▶ _WORK TO BE COMPLETED_:
Give the lines again, starting at the first line and ending at the line that contains "text-line <box>176 901 1310 960</box>". Replace "roadblock" with "obstacle" and change nothing else.
[start EXCERPTED RECORDS]
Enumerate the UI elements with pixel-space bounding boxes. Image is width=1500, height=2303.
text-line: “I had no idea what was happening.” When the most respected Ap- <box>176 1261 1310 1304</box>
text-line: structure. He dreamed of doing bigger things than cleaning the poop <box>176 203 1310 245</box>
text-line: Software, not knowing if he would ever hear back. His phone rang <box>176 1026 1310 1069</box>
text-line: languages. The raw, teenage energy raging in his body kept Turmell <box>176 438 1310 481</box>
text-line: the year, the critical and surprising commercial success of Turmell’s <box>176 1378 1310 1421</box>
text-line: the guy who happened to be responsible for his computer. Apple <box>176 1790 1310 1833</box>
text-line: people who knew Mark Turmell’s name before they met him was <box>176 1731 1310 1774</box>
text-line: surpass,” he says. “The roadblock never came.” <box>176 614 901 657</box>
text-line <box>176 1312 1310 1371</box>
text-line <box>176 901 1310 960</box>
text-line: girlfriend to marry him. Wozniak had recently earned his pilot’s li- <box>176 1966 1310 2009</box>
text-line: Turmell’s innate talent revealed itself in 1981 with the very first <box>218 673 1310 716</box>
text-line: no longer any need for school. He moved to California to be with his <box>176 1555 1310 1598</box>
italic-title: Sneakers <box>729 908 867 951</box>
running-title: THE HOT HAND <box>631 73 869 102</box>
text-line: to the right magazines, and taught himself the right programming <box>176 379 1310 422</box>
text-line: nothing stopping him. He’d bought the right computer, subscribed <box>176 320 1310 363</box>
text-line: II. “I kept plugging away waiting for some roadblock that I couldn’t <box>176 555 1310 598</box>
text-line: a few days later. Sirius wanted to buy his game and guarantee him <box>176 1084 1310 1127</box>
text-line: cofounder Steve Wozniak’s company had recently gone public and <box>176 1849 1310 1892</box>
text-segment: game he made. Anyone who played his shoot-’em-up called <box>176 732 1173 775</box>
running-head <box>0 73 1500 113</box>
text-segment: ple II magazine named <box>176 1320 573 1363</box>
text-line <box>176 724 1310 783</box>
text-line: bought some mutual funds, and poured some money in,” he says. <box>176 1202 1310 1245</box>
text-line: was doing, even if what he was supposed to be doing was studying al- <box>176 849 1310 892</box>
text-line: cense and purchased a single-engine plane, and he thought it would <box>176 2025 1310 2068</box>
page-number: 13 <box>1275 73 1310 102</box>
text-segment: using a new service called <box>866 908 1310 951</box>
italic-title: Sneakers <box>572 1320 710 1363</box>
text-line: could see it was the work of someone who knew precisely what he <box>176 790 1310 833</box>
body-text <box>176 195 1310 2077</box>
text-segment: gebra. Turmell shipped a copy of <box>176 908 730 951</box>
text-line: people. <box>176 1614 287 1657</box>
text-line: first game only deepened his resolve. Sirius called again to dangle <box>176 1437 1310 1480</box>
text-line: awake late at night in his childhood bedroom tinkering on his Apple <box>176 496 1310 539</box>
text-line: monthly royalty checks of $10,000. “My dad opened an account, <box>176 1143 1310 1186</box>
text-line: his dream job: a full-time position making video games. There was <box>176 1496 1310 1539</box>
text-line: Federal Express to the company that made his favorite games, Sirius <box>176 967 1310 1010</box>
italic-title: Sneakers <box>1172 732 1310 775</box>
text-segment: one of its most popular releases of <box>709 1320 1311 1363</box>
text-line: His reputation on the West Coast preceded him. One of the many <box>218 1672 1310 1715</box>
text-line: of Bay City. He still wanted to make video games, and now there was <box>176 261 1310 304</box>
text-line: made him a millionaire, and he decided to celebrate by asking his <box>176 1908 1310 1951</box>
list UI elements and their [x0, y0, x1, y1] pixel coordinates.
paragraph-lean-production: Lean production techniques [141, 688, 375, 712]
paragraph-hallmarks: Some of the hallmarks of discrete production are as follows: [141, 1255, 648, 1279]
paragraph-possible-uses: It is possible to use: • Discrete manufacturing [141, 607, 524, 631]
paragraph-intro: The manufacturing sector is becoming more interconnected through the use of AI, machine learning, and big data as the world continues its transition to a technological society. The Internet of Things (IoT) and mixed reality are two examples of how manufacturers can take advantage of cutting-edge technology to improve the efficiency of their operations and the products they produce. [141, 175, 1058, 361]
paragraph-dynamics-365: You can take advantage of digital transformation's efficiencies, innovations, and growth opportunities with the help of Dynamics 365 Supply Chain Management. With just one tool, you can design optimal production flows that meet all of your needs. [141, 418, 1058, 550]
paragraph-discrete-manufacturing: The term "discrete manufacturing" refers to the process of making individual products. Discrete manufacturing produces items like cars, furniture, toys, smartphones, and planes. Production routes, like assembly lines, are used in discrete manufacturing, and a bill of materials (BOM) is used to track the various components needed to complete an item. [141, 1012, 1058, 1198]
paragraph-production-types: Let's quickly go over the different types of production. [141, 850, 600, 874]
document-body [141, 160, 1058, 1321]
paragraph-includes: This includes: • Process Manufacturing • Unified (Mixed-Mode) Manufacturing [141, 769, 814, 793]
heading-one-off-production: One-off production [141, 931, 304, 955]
[end EXCERPTED RECORDS]
▶ _SOLUTION_:
Enumerate the UI elements with pixel-space bounding boxes. Image is width=1500, height=2303.
text-line: “I had no idea what was happening.” When the most respected Ap- <box>176 1261 1310 1304</box>
text-line: structure. He dreamed of doing bigger things than cleaning the poop <box>176 203 1310 245</box>
text-line: Software, not knowing if he would ever hear back. His phone rang <box>176 1026 1310 1069</box>
text-line: languages. The raw, teenage energy raging in his body kept Turmell <box>176 438 1310 481</box>
text-line: the year, the critical and surprising commercial success of Turmell’s <box>176 1378 1310 1421</box>
text-line: the guy who happened to be responsible for his computer. Apple <box>176 1790 1310 1833</box>
text-line: people who knew Mark Turmell’s name before they met him was <box>176 1731 1310 1774</box>
text-line: surpass,” he says. “The obstacle never came.” <box>176 614 901 657</box>
text-line <box>176 1312 1310 1371</box>
text-line <box>176 901 1310 960</box>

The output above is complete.